Return only the number of lines that hold "Monomorium".
+++
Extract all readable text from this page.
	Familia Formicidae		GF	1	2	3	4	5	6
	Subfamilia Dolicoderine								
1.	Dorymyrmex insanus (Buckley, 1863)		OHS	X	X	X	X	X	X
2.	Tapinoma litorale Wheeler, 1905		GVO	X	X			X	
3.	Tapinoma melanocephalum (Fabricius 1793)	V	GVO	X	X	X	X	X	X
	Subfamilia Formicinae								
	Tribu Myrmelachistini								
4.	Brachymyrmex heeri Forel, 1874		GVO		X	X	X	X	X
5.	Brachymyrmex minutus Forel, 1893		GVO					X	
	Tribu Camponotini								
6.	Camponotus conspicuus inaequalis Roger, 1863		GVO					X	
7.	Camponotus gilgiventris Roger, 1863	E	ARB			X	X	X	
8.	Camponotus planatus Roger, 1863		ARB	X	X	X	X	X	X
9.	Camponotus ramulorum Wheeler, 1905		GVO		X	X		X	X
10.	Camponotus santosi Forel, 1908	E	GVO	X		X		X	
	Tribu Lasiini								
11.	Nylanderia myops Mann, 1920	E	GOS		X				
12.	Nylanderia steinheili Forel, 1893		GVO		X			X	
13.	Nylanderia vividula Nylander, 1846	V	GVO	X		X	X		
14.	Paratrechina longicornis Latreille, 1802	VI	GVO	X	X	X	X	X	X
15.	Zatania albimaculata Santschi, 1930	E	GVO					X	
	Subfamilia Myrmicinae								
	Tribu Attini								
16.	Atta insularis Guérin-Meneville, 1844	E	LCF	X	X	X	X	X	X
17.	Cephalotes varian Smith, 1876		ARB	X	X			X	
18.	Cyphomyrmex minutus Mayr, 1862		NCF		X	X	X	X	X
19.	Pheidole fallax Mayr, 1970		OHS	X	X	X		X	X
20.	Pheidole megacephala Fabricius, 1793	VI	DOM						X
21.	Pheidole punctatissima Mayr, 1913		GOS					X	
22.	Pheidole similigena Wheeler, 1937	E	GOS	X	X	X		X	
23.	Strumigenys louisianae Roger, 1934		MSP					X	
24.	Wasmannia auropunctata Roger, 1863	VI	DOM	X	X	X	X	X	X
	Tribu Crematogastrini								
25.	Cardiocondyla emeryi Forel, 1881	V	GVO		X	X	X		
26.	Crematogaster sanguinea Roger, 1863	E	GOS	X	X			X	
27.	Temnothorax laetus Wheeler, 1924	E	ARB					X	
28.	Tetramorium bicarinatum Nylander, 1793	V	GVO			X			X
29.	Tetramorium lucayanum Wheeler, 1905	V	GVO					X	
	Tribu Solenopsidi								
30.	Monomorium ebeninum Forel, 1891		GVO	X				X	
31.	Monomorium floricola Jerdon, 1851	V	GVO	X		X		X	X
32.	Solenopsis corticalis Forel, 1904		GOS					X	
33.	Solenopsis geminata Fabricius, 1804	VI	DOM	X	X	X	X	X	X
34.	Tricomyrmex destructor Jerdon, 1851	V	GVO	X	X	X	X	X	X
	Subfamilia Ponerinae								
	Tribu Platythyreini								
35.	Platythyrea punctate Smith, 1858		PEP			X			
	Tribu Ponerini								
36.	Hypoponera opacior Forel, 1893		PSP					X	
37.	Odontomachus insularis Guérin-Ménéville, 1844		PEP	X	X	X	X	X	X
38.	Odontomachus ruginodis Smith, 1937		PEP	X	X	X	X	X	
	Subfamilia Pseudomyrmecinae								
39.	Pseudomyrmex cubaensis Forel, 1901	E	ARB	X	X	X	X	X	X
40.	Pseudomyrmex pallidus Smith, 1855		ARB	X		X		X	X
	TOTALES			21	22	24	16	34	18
+++
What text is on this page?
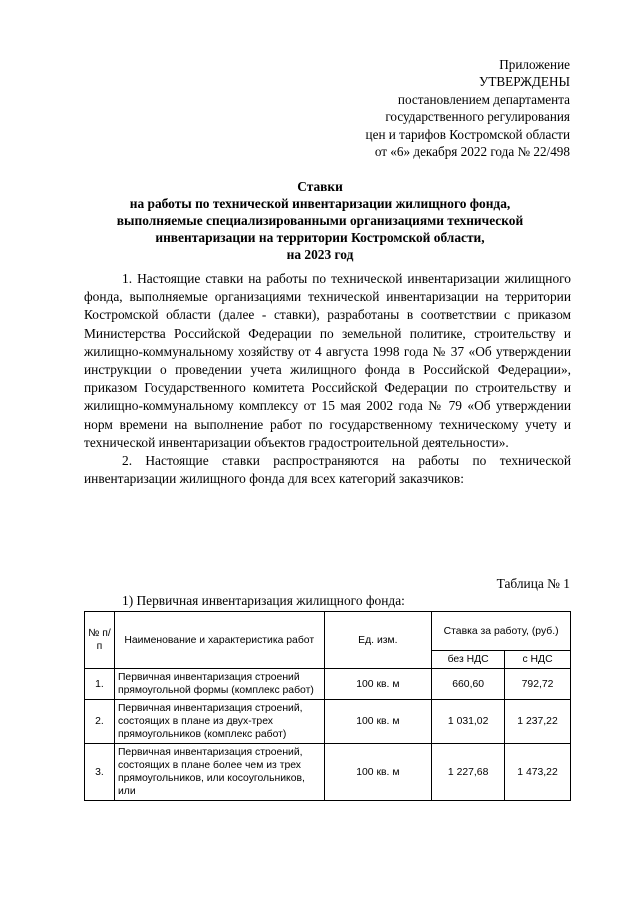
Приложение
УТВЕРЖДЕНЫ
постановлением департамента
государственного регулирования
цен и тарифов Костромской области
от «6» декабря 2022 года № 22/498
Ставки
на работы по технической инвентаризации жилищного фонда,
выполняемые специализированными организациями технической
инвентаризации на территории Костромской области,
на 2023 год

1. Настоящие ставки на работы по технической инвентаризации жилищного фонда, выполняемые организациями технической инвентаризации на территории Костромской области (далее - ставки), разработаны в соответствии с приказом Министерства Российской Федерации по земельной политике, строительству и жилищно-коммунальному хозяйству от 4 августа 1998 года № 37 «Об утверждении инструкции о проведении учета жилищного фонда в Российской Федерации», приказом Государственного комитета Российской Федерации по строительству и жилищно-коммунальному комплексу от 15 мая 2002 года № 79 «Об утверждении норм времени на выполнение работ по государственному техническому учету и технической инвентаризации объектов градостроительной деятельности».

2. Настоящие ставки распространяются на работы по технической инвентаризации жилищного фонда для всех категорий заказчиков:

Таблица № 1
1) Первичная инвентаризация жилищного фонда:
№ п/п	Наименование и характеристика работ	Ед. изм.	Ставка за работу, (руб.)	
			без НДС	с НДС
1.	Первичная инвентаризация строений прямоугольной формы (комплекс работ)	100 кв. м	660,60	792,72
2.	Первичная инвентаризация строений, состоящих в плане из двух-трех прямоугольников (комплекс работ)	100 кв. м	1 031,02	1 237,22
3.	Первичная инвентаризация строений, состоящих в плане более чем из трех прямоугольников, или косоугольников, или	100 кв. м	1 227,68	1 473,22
+++
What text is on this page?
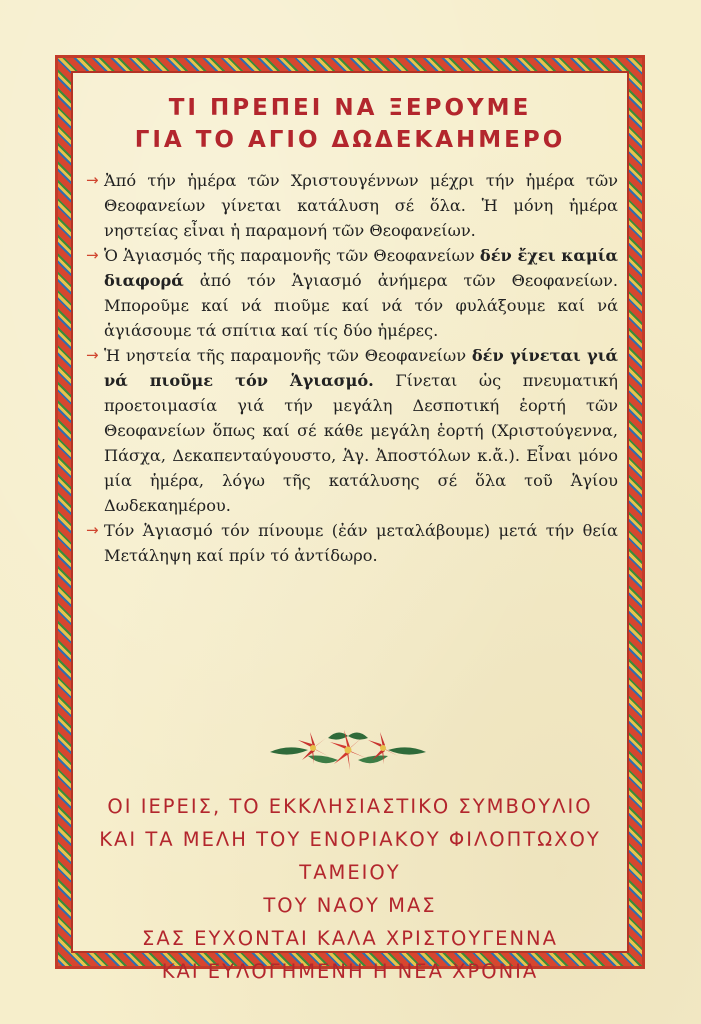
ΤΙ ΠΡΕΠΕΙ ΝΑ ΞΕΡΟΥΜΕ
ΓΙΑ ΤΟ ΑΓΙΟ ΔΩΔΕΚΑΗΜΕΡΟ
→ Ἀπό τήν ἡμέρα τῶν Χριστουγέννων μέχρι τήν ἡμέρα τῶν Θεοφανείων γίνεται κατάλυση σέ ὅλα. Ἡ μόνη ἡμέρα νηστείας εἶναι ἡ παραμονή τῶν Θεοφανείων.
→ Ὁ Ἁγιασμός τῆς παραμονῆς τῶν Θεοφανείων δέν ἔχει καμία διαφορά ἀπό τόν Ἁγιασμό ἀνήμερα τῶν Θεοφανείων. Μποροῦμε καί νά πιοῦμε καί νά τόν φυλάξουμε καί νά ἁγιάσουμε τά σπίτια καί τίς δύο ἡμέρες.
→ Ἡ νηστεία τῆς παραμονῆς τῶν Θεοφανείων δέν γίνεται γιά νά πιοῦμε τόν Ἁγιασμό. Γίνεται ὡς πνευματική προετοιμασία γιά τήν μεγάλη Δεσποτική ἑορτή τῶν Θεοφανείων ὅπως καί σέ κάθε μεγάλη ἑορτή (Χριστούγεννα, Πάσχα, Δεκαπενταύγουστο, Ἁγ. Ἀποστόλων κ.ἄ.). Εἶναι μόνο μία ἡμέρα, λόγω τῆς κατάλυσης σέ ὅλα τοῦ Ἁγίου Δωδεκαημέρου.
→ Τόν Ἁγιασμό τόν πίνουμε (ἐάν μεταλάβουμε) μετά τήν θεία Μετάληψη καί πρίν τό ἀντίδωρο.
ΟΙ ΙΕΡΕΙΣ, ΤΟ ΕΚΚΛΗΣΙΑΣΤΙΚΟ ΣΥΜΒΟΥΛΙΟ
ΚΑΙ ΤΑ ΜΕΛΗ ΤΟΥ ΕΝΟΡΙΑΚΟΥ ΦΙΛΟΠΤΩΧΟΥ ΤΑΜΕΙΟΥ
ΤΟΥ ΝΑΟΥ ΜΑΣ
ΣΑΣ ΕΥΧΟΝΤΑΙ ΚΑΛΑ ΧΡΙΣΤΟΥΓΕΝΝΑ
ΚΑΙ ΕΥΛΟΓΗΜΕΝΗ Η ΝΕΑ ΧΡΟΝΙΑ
+++
■ **Answer to this exercise**: 2